● Задания
[A] Ответьте на вопросы по дневниковому отрывку:
(i) Сколько мальчиков родила Татка?
(ii) Кому позвонил секретарь Хрущева?
(iii) В каком журнале Каверин поместил статью о «Беге»?
[B] Выведите из дневникового отрывка весь фрагмент от слов «14 сентября. Приехал» вплоть до слов «концов кучи долларов.» без изменений.

14 сентября. Приехал в Узкое. По дороге узнал об изумительном событии: Татка родила двух мальчиков. Итак, я еще до смерти с сегодняшнего дня имею трех правнуков.

В общем «Том Сойер» — очень наглая книга. Твен даже не знает возраста Тома. Судя по рисунку мальчишки (который он сделал для Бекки) — ему самое большее 4 года, судя по его отношению с теткой — 7 лет, а похищает он золото у Индейца Джо как 18-летний малый. Поэтому художники никогда не могут нарисовать Тома, всегда выходит брехня. Всю художественную правду Твен истратил на бытовые подробности, на изображение детской психики — здесь он гениален (равно как и в разговорном языке персонажей) — а все adventures[97] заведомая чушь, ради угождения толпе. Угодливость Твена доходит здесь до того, что он заставляет своих героев в обеих книгах — и в «Томе», и в «Гекльберри Финне» — находить в конце концов кучи долларов.

17 октября. Был вчера Каверин, рассказывает, будто секретарь Хрущева вдруг позвонил Твардовскому. «Н.С. велел спросить, как вы живете, нуждаетесь ли в чем-ниб., что вы пишете» и т. д. Твардовский ответил: «Живу хорошо, не нуждаюсь ни в чем». — «А как ваш „Василий Теркин на том свете“? Что вы думаете с ним делать?» — «Думаю напечатать». — «Вот и хорошо. Теперь самое время».

Твардовский «исправил» эту поэму чуть-чуть, но основное оставил без изменений. Тот же Хрущев в свое время разнес его за эту поэму — теперь наступили «new times»[98].

Тот же Каверин рассказывает, что на совещании драматургом Н.А.Михайлов вдруг как ни в чем не бывало наивно спросил почему не ставятся пьесы Булгакова — напр., такая чудесная пьеса, как «Бег». А Каверин на днях поместил в журнале «Театр» как раз статью о «Беге», которая лежала в редакции 6 месяцев. Во всем этом Каверин видит «симптомы».

25 декабря. Пишу о Блоке. Отношения наши долго не налаживались. Я не любил многих, с кем он так охотно водился: расхлябанного, бесплодного и ложно многозначительного Евгения Иванова, бесцветного, моветонного Георгия Чулкова, бесталанного Александра Гиппиуса, суховатого педанта Сюннеберга, милого, но творчески скудного Пяста и т. д. На Георгия Чулкова я напал в «Весах» как на воплощение бездарной «символочи», компрометирующей символизм. Статья эта в 1904—5 гг. возмутила Блока, а в 1919 году он говорил мне, что вполне с ней согласен. И хотя мы очень часто встречались в Териоках, где был Старинный Театр, у Мгеброва и Чекан, у Руманова (в «Русском Слове») на Морской, у Ремизова, в «Вене», у «Лейнера», у Вяч. Иванова, у Аничковых, мы встречались как чужие: я — от робости, он — от пренебрежения ко мне. В театре нам случилось сидеть рядом в партере — как раз в тот день, когда был напечатан мой фельетон. Он не разговаривал со мной, когда же я спросил его о фельетоне, он укоризненно и гадливо сказал:

— Талантливо, — словно это было величайшее ругательство, какое только известно ему.

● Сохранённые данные
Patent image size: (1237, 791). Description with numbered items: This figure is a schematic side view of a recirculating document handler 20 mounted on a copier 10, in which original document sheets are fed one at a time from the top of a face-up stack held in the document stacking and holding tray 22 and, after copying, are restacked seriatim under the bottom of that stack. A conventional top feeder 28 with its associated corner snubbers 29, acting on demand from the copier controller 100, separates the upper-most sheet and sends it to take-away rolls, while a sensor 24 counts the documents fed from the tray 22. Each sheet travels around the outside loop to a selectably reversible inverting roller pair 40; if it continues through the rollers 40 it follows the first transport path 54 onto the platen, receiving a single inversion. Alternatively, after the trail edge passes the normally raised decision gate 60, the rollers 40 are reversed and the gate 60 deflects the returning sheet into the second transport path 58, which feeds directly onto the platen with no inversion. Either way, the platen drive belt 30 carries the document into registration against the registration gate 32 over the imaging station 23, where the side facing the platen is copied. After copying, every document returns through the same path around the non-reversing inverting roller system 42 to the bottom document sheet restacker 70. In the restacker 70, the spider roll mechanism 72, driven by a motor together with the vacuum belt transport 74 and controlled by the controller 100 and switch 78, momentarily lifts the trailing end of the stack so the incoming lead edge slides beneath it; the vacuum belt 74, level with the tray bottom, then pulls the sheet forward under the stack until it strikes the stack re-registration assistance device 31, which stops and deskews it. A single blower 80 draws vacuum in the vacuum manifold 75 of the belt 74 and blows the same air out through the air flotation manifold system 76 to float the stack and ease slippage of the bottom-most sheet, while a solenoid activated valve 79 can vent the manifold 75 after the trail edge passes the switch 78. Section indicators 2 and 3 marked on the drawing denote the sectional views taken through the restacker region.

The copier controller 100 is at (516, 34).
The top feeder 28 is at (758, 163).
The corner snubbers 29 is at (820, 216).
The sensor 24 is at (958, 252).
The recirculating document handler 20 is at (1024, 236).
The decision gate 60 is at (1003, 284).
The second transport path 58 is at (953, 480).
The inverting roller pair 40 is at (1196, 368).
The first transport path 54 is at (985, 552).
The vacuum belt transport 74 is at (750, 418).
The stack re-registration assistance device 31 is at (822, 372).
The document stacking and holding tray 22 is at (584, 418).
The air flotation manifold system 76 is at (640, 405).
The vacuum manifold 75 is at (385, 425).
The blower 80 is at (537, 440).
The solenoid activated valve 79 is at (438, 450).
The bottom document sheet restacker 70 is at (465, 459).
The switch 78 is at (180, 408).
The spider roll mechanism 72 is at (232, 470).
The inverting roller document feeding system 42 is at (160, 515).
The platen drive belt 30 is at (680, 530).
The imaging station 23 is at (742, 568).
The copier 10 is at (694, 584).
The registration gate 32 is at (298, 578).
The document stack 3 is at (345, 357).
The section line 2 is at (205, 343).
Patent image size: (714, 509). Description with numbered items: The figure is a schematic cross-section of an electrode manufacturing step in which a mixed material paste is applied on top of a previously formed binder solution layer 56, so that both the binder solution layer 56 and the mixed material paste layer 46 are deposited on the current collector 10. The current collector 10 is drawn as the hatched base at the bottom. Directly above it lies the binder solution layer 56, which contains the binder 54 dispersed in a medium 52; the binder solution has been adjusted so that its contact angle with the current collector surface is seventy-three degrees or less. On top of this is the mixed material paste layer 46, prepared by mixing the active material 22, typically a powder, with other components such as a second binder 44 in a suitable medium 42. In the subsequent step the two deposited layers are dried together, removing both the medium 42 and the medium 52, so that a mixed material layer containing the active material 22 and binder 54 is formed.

● Список решений
[A]
(i) Двух.
(ii) Твардовскому.
(iii) В журнале «Театр».

[B]
14 сентября. Приехал в Узкое. По дороге узнал об изумительном событии: Татка родила двух мальчиков. Итак, я еще до смерти с сегодняшнего дня имею трех правнуков.

В общем «Том Сойер» — очень наглая книга. Твен даже не знает возраста Тома. Судя по рисунку мальчишки (который он сделал для Бекки) — ему самое большее 4 года, судя по его отношению с теткой — 7 лет, а похищает он золото у Индейца Джо как 18-летний малый. Поэтому художники никогда не могут нарисовать Тома, всегда выходит брехня. Всю художественную правду Твен истратил на бытовые подробности, на изображение детской психики — здесь он гениален (равно как и в разговорном языке персонажей) — а все adventures[97] заведомая чушь, ради угождения толпе. Угодливость Твена доходит здесь до того, что он заставляет своих героев в обеих книгах — и в «Томе», и в «Гекльберри Финне» — находить в конце концов кучи долларов.